==== Dataset ====

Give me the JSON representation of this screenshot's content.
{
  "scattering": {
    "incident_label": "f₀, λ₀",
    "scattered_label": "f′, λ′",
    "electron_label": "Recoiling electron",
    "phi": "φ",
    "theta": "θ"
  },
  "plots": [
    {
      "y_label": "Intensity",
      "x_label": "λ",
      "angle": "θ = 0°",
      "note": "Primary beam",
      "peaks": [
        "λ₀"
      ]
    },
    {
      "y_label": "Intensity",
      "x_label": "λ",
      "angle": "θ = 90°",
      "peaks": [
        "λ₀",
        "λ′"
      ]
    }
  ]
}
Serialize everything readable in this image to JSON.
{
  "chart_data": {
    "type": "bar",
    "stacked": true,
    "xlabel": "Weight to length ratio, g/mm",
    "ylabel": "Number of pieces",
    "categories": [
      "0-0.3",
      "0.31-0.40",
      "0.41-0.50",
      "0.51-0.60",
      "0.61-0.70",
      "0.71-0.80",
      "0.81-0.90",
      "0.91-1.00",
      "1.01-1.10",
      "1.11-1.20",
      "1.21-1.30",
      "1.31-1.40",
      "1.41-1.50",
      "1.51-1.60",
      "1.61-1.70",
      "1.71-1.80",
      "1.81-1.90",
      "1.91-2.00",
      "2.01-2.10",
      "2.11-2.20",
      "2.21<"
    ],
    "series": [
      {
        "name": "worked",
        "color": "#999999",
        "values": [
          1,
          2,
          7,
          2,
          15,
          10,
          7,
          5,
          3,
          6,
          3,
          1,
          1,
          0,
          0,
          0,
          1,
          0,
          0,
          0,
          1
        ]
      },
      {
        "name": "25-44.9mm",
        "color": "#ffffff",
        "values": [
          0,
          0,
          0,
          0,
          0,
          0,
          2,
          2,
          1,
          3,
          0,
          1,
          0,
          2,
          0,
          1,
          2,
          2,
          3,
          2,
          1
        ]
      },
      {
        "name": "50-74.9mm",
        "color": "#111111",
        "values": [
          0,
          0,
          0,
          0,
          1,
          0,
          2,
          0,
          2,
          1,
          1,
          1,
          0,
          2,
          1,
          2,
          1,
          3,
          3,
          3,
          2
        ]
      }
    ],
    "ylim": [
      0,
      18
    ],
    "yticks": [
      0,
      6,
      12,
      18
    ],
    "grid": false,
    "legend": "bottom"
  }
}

====

Task instructions –
Repeat the records above exactly.

Written reply –
Give me the JSON representation of this screenshot's content.
{
  "scattering": {
    "incident_label": "f₀, λ₀",
    "scattered_label": "f′, λ′",
    "electron_label": "Recoiling electron",
    "phi": "φ",
    "theta": "θ"
  },
  "plots": [
    {
      "y_label": "Intensity",
      "x_label": "λ",
      "angle": "θ = 0°",
      "note": "Primary beam",
      "peaks": [
        "λ₀"
      ]
    },
    {
      "y_label": "Intensity",
      "x_label": "λ",
      "angle": "θ = 90°",
      "peaks": [
        "λ₀",
        "λ′"
      ]
    }
  ]
}
Serialize everything readable in this image to JSON.
{
  "chart_data": {
    "type": "bar",
    "stacked": true,
    "xlabel": "Weight to length ratio, g/mm",
    "ylabel": "Number of pieces",
    "categories": [
      "0-0.3",
      "0.31-0.40",
      "0.41-0.50",
      "0.51-0.60",
      "0.61-0.70",
      "0.71-0.80",
      "0.81-0.90",
      "0.91-1.00",
      "1.01-1.10",
      "1.11-1.20",
      "1.21-1.30",
      "1.31-1.40",
      "1.41-1.50",
      "1.51-1.60",
      "1.61-1.70",
      "1.71-1.80",
      "1.81-1.90",
      "1.91-2.00",
      "2.01-2.10",
      "2.11-2.20",
      "2.21<"
    ],
    "series": [
      {
        "name": "worked",
        "color": "#999999",
        "values": [
          1,
          2,
          7,
          2,
          15,
          10,
          7,
          5,
          3,
          6,
          3,
          1,
          1,
          0,
          0,
          0,
          1,
          0,
          0,
          0,
          1
        ]
      },
      {
        "name": "25-44.9mm",
        "color": "#ffffff",
        "values": [
          0,
          0,
          0,
          0,
          0,
          0,
          2,
          2,
          1,
          3,
          0,
          1,
          0,
          2,
          0,
          1,
          2,
          2,
          3,
          2,
          1
        ]
      },
      {
        "name": "50-74.9mm",
        "color": "#111111",
        "values": [
          0,
          0,
          0,
          0,
          1,
          0,
          2,
          0,
          2,
          1,
          1,
          1,
          0,
          2,
          1,
          2,
          1,
          3,
          3,
          3,
          2
        ]
      }
    ],
    "ylim": [
      0,
      18
    ],
    "yticks": [
      0,
      6,
      12,
      18
    ],
    "grid": false,
    "legend": "bottom"
  }
}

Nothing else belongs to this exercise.